Stated problem:
Your task is to output the listing word for word, with pictures excluded.
>>>>
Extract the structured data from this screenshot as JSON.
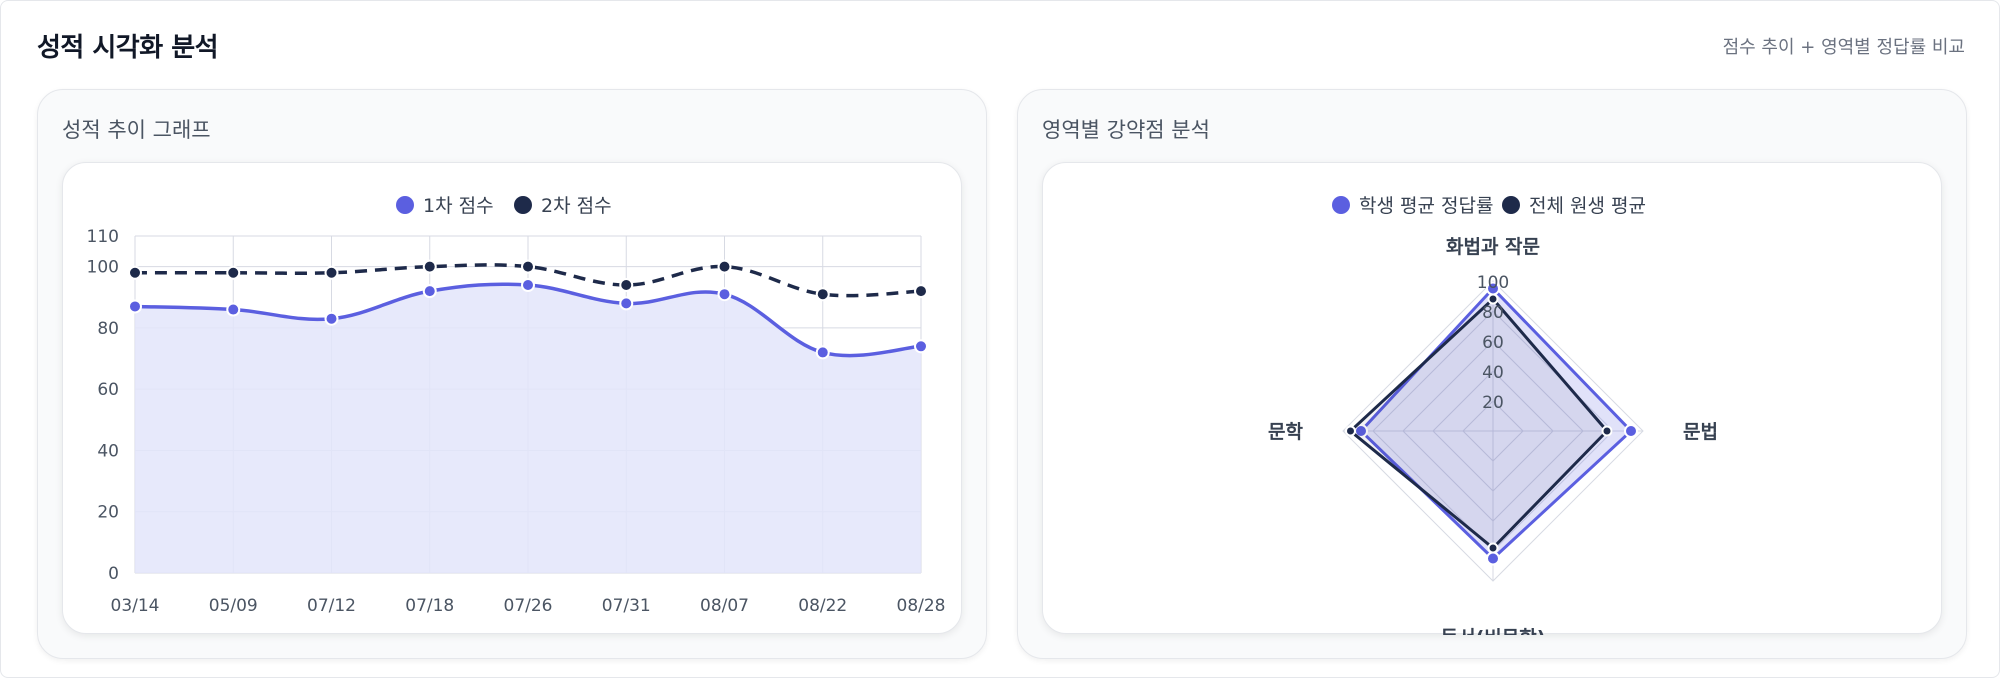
{
  "header": {
    "title": "성적 시각화 분석",
    "subtitle": "점수 추이 + 영역별 정답률 비교"
  },
  "panels": {
    "trend_title": "성적 추이 그래프",
    "radar_title": "영역별 강약점 분석"
  },
  "colors": {
    "primary": "#5b5fe0",
    "navy": "#1e2a4a",
    "fill": "#e3e5fa",
    "grid": "#d7dae3"
  },
  "chart_data": [
    {
      "type": "line",
      "categories": [
        "03/14",
        "05/09",
        "07/12",
        "07/18",
        "07/26",
        "07/31",
        "08/07",
        "08/22",
        "08/28"
      ],
      "series": [
        {
          "name": "1차 점수",
          "values": [
            87,
            86,
            83,
            92,
            94,
            88,
            91,
            72,
            74
          ],
          "style": "solid-filled"
        },
        {
          "name": "2차 점수",
          "values": [
            98,
            98,
            98,
            100,
            100,
            94,
            100,
            91,
            92
          ],
          "style": "dashed"
        }
      ],
      "yticks": [
        0,
        20,
        40,
        60,
        80,
        100,
        110
      ],
      "ylim": [
        0,
        110
      ],
      "grid": true,
      "legend": "top-center"
    },
    {
      "type": "radar",
      "axes": [
        "화법과 작문",
        "문법",
        "독서(비문학)",
        "문학"
      ],
      "series": [
        {
          "name": "학생 평균 정답률",
          "values": [
            95,
            92,
            85,
            88
          ]
        },
        {
          "name": "전체 원생 평균",
          "values": [
            88,
            76,
            78,
            95
          ]
        }
      ],
      "rticks": [
        20,
        40,
        60,
        80,
        100
      ],
      "rlim": [
        0,
        100
      ],
      "legend": "top-center"
    }
  ]
}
<<<<
Written solution:
Extract the structured data from this screenshot as JSON.
{
  "header": {
    "title": "성적 시각화 분석",
    "subtitle": "점수 추이 + 영역별 정답률 비교"
  },
  "panels": {
    "trend_title": "성적 추이 그래프",
    "radar_title": "영역별 강약점 분석"
  },
  "colors": {
    "primary": "#5b5fe0",
    "navy": "#1e2a4a",
    "fill": "#e3e5fa",
    "grid": "#d7dae3"
  },
  "chart_data": [
    {
      "type": "line",
      "categories": [
        "03/14",
        "05/09",
        "07/12",
        "07/18",
        "07/26",
        "07/31",
        "08/07",
        "08/22",
        "08/28"
      ],
      "series": [
        {
          "name": "1차 점수",
          "values": [
            87,
            86,
            83,
            92,
            94,
            88,
            91,
            72,
            74
          ],
          "style": "solid-filled"
        },
        {
          "name": "2차 점수",
          "values": [
            98,
            98,
            98,
            100,
            100,
            94,
            100,
            91,
            92
          ],
          "style": "dashed"
        }
      ],
      "yticks": [
        0,
        20,
        40,
        60,
        80,
        100,
        110
      ],
      "ylim": [
        0,
        110
      ],
      "grid": true,
      "legend": "top-center"
    },
    {
      "type": "radar",
      "axes": [
        "화법과 작문",
        "문법",
        "독서(비문학)",
        "문학"
      ],
      "series": [
        {
          "name": "학생 평균 정답률",
          "values": [
            95,
            92,
            85,
            88
          ]
        },
        {
          "name": "전체 원생 평균",
          "values": [
            88,
            76,
            78,
            95
          ]
        }
      ],
      "rticks": [
        20,
        40,
        60,
        80,
        100
      ],
      "rlim": [
        0,
        100
      ],
      "legend": "top-center"
    }
  ]
}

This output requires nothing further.